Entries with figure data
━━━━
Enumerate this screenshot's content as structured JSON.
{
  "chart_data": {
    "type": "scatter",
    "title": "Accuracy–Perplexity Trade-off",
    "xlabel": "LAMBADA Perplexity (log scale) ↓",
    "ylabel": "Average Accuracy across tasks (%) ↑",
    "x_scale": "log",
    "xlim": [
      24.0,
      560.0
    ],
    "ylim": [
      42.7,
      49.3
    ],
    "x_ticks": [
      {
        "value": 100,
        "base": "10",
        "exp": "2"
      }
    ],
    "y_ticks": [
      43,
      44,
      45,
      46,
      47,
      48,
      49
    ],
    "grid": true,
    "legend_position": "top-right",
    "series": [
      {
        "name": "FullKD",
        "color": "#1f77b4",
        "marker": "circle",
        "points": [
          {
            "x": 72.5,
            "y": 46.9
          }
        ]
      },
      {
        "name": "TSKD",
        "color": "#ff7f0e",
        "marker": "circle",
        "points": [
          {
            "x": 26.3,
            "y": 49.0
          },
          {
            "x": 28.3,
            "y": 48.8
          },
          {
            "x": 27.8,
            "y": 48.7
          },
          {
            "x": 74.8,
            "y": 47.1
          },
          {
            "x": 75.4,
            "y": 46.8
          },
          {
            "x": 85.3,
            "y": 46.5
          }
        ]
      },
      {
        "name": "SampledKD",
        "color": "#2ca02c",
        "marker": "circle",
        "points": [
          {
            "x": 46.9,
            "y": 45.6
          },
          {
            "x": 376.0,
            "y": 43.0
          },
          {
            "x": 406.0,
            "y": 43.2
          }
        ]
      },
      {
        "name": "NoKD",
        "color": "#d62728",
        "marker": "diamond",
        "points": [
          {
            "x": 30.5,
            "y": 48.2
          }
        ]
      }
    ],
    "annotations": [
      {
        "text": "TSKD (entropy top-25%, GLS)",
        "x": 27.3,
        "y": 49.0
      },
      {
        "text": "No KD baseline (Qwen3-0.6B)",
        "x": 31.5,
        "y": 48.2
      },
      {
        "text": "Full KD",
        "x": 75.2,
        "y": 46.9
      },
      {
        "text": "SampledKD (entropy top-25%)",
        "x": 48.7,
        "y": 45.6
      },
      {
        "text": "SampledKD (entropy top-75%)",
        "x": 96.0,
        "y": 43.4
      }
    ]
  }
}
━━━━
-- EXERCISE OBJECTIVE --
Repeat the data in its entirety, character for character.

-- RESULT FOR THIS TASK --
Enumerate this screenshot's content as structured JSON.
{
  "chart_data": {
    "type": "scatter",
    "title": "Accuracy–Perplexity Trade-off",
    "xlabel": "LAMBADA Perplexity (log scale) ↓",
    "ylabel": "Average Accuracy across tasks (%) ↑",
    "x_scale": "log",
    "xlim": [
      24.0,
      560.0
    ],
    "ylim": [
      42.7,
      49.3
    ],
    "x_ticks": [
      {
        "value": 100,
        "base": "10",
        "exp": "2"
      }
    ],
    "y_ticks": [
      43,
      44,
      45,
      46,
      47,
      48,
      49
    ],
    "grid": true,
    "legend_position": "top-right",
    "series": [
      {
        "name": "FullKD",
        "color": "#1f77b4",
        "marker": "circle",
        "points": [
          {
            "x": 72.5,
            "y": 46.9
          }
        ]
      },
      {
        "name": "TSKD",
        "color": "#ff7f0e",
        "marker": "circle",
        "points": [
          {
            "x": 26.3,
            "y": 49.0
          },
          {
            "x": 28.3,
            "y": 48.8
          },
          {
            "x": 27.8,
            "y": 48.7
          },
          {
            "x": 74.8,
            "y": 47.1
          },
          {
            "x": 75.4,
            "y": 46.8
          },
          {
            "x": 85.3,
            "y": 46.5
          }
        ]
      },
      {
        "name": "SampledKD",
        "color": "#2ca02c",
        "marker": "circle",
        "points": [
          {
            "x": 46.9,
            "y": 45.6
          },
          {
            "x": 376.0,
            "y": 43.0
          },
          {
            "x": 406.0,
            "y": 43.2
          }
        ]
      },
      {
        "name": "NoKD",
        "color": "#d62728",
        "marker": "diamond",
        "points": [
          {
            "x": 30.5,
            "y": 48.2
          }
        ]
      }
    ],
    "annotations": [
      {
        "text": "TSKD (entropy top-25%, GLS)",
        "x": 27.3,
        "y": 49.0
      },
      {
        "text": "No KD baseline (Qwen3-0.6B)",
        "x": 31.5,
        "y": 48.2
      },
      {
        "text": "Full KD",
        "x": 75.2,
        "y": 46.9
      },
      {
        "text": "SampledKD (entropy top-25%)",
        "x": 48.7,
        "y": 45.6
      },
      {
        "text": "SampledKD (entropy top-75%)",
        "x": 96.0,
        "y": 43.4
      }
    ]
  }
}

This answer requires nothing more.